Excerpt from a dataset
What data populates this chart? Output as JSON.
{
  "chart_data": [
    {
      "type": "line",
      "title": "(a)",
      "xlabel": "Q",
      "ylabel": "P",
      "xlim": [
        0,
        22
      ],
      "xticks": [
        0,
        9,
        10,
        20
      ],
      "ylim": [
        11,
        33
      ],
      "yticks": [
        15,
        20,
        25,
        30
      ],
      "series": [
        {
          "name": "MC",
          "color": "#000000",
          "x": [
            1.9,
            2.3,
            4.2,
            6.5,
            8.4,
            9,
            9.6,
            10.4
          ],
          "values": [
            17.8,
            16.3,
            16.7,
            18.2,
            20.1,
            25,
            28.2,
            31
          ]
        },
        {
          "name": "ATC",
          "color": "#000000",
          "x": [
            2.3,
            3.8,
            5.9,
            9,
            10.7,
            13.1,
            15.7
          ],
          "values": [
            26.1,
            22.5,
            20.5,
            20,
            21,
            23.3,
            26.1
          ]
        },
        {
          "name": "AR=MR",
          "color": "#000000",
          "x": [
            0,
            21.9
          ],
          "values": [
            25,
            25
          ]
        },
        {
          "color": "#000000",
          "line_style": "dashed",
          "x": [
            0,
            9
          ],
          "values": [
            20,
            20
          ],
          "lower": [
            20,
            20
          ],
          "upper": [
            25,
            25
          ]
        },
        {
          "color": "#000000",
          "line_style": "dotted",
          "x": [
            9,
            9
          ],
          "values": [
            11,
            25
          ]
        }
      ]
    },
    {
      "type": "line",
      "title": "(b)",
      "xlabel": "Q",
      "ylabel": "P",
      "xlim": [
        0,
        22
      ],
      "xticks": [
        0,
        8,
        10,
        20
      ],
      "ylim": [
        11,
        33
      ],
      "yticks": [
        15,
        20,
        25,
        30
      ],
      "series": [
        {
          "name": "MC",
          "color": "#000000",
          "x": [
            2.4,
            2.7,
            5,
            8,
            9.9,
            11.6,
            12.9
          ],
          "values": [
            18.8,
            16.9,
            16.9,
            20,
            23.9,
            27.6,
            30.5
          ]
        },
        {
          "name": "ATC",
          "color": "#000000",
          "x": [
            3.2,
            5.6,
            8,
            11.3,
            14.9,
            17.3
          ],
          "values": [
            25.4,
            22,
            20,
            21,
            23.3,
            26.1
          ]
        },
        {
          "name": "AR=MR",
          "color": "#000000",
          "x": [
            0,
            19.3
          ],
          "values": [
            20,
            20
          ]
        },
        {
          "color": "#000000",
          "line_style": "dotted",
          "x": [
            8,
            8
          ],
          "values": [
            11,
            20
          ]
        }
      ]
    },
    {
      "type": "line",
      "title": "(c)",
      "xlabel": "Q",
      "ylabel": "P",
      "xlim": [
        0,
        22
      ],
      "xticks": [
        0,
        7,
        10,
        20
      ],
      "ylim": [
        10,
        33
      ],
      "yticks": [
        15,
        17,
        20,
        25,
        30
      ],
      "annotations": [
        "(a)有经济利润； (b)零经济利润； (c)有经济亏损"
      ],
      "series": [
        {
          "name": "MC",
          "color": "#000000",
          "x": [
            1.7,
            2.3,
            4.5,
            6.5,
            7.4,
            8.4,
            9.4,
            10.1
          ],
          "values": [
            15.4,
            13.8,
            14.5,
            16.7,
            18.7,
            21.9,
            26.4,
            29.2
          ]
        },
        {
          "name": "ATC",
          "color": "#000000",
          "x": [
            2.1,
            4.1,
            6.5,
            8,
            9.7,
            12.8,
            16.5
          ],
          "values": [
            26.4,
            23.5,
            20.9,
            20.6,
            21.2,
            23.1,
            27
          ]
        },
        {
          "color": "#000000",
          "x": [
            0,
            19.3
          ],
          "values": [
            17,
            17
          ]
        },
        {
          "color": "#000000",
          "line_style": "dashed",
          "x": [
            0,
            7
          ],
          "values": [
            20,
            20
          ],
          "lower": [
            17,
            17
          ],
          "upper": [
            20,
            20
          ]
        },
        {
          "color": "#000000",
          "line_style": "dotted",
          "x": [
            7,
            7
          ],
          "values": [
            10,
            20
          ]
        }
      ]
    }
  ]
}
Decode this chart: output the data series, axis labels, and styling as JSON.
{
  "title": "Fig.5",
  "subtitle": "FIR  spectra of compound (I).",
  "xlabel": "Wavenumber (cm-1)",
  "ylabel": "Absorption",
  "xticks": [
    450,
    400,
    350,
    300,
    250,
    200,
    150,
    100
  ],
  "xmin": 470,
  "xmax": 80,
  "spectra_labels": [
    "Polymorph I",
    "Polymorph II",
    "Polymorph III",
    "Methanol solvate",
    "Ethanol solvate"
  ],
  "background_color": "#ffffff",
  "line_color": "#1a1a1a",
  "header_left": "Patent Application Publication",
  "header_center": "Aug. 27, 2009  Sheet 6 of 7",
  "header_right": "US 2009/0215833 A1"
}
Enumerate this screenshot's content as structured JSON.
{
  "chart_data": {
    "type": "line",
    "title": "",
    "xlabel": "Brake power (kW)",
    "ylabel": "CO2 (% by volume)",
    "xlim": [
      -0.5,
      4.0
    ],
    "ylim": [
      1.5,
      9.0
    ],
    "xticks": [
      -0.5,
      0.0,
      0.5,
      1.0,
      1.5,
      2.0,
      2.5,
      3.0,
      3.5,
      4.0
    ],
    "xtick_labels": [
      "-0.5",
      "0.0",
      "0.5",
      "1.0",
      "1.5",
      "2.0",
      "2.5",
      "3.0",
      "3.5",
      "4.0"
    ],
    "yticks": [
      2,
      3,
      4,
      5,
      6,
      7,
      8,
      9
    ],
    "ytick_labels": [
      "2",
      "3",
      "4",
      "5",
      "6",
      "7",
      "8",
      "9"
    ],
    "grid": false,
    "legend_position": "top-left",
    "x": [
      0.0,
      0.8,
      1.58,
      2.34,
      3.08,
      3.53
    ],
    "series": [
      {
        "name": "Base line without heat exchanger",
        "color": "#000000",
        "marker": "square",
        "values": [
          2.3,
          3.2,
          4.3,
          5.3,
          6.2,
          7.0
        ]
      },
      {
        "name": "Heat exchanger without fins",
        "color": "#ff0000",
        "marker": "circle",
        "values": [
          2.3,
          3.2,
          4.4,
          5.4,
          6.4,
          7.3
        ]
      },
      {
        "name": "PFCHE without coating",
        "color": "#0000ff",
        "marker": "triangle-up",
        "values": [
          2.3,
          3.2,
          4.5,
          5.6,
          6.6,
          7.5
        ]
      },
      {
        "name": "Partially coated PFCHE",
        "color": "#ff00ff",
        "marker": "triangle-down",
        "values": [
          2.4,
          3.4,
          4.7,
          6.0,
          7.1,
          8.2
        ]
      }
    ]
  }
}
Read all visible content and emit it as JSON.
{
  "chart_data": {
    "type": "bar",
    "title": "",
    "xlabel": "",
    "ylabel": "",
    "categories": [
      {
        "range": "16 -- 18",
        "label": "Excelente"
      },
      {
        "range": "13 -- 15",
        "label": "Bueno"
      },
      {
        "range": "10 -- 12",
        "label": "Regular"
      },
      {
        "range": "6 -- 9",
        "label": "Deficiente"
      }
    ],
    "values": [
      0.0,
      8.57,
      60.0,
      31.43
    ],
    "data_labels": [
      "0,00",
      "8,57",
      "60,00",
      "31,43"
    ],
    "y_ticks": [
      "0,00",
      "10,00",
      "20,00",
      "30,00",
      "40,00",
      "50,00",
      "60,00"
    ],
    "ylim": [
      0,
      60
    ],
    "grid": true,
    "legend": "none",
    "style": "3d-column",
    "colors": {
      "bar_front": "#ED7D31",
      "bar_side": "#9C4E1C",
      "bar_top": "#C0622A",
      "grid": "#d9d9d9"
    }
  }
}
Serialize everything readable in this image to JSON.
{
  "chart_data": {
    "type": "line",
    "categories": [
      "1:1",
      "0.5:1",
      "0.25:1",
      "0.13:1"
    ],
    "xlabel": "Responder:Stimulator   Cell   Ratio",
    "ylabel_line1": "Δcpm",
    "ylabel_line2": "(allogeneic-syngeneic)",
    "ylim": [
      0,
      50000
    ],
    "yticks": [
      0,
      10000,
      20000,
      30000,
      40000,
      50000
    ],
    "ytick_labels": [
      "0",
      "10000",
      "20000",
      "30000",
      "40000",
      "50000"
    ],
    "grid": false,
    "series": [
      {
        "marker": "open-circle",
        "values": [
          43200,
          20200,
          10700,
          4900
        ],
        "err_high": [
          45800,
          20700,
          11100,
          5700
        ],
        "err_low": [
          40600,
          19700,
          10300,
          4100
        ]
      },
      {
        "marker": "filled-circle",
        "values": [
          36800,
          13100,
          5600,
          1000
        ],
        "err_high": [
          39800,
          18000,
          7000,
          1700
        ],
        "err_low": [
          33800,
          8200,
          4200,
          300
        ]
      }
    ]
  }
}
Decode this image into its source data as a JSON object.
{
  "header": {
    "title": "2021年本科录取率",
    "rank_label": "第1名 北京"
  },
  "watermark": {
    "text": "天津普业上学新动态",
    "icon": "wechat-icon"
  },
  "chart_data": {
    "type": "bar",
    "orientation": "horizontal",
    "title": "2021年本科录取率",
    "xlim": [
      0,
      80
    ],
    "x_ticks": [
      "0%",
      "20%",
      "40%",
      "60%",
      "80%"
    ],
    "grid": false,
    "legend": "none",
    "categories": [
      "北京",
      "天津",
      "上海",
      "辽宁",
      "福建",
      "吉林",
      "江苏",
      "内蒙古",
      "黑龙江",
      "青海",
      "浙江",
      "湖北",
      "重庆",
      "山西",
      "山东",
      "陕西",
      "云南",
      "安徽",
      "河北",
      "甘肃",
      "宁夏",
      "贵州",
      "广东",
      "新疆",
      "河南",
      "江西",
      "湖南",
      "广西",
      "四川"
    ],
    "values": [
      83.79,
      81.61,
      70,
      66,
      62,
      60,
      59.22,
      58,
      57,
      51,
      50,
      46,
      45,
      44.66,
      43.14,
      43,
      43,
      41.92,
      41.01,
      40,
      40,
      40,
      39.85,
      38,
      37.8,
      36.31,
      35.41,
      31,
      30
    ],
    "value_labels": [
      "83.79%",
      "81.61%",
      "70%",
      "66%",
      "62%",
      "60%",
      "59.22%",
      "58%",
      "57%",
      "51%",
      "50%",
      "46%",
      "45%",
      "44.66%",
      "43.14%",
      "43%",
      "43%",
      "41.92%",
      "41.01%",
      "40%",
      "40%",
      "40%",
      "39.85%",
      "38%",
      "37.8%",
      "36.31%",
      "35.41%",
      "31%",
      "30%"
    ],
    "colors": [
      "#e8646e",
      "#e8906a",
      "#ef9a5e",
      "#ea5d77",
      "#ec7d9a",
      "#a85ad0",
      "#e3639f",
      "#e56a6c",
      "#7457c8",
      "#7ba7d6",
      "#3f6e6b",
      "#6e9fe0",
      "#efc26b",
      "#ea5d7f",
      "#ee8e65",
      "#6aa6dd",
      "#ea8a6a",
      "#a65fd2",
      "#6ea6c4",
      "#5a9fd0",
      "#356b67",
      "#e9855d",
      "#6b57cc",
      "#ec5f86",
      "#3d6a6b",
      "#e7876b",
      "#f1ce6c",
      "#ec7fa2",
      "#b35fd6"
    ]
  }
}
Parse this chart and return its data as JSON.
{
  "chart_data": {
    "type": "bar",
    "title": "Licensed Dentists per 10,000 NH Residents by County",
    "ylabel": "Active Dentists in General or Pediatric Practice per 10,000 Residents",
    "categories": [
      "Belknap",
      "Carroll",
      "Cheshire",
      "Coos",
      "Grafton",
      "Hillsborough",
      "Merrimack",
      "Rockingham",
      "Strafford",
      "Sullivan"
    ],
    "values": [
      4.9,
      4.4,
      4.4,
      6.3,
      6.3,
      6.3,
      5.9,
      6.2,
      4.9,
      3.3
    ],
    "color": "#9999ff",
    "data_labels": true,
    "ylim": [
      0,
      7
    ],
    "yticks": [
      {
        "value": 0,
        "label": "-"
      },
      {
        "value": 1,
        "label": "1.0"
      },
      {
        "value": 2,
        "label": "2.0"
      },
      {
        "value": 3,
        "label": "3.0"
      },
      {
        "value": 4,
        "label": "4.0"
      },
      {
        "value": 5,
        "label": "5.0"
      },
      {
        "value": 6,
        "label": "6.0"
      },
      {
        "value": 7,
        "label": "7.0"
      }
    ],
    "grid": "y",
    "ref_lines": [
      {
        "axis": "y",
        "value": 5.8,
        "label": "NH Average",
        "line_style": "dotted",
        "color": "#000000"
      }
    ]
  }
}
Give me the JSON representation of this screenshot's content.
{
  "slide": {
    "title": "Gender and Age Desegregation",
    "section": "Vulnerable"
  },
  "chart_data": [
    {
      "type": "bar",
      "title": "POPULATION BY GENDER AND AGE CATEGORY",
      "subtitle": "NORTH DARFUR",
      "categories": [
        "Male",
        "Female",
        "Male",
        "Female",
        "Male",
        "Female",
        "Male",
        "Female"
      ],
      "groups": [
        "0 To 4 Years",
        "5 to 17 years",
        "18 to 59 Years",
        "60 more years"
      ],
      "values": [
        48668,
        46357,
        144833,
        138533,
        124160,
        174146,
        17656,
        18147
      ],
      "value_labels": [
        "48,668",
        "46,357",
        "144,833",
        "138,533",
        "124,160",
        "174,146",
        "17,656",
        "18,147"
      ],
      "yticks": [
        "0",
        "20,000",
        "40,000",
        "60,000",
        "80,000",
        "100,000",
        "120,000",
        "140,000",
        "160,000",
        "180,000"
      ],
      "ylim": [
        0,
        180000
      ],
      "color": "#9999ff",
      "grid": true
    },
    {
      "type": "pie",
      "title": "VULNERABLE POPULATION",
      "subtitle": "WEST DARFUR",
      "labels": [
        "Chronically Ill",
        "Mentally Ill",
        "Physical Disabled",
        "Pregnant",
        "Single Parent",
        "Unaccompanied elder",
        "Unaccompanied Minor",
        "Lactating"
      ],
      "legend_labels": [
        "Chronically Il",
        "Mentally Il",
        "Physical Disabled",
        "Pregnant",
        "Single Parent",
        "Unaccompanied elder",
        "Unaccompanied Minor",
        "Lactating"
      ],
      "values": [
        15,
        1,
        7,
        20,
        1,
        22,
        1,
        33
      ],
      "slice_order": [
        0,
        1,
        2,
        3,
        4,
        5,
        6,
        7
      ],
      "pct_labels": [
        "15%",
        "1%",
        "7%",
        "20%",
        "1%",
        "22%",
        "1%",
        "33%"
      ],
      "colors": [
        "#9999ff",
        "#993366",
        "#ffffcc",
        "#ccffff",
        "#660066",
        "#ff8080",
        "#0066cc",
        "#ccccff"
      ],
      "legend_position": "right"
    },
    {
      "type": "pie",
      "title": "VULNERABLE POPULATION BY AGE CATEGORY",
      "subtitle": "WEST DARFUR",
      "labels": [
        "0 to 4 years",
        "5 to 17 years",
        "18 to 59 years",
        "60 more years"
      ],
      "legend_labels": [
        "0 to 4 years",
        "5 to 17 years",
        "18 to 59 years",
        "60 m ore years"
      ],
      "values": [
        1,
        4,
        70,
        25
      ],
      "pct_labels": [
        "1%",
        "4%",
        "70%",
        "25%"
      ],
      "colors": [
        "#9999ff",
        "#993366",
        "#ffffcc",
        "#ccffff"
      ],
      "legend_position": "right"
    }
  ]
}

• **TASK INSTRUCTIONS**: What is the number of lines holding the word "CATEGORY"? State it alone.

• **TASK ANSWER**: 2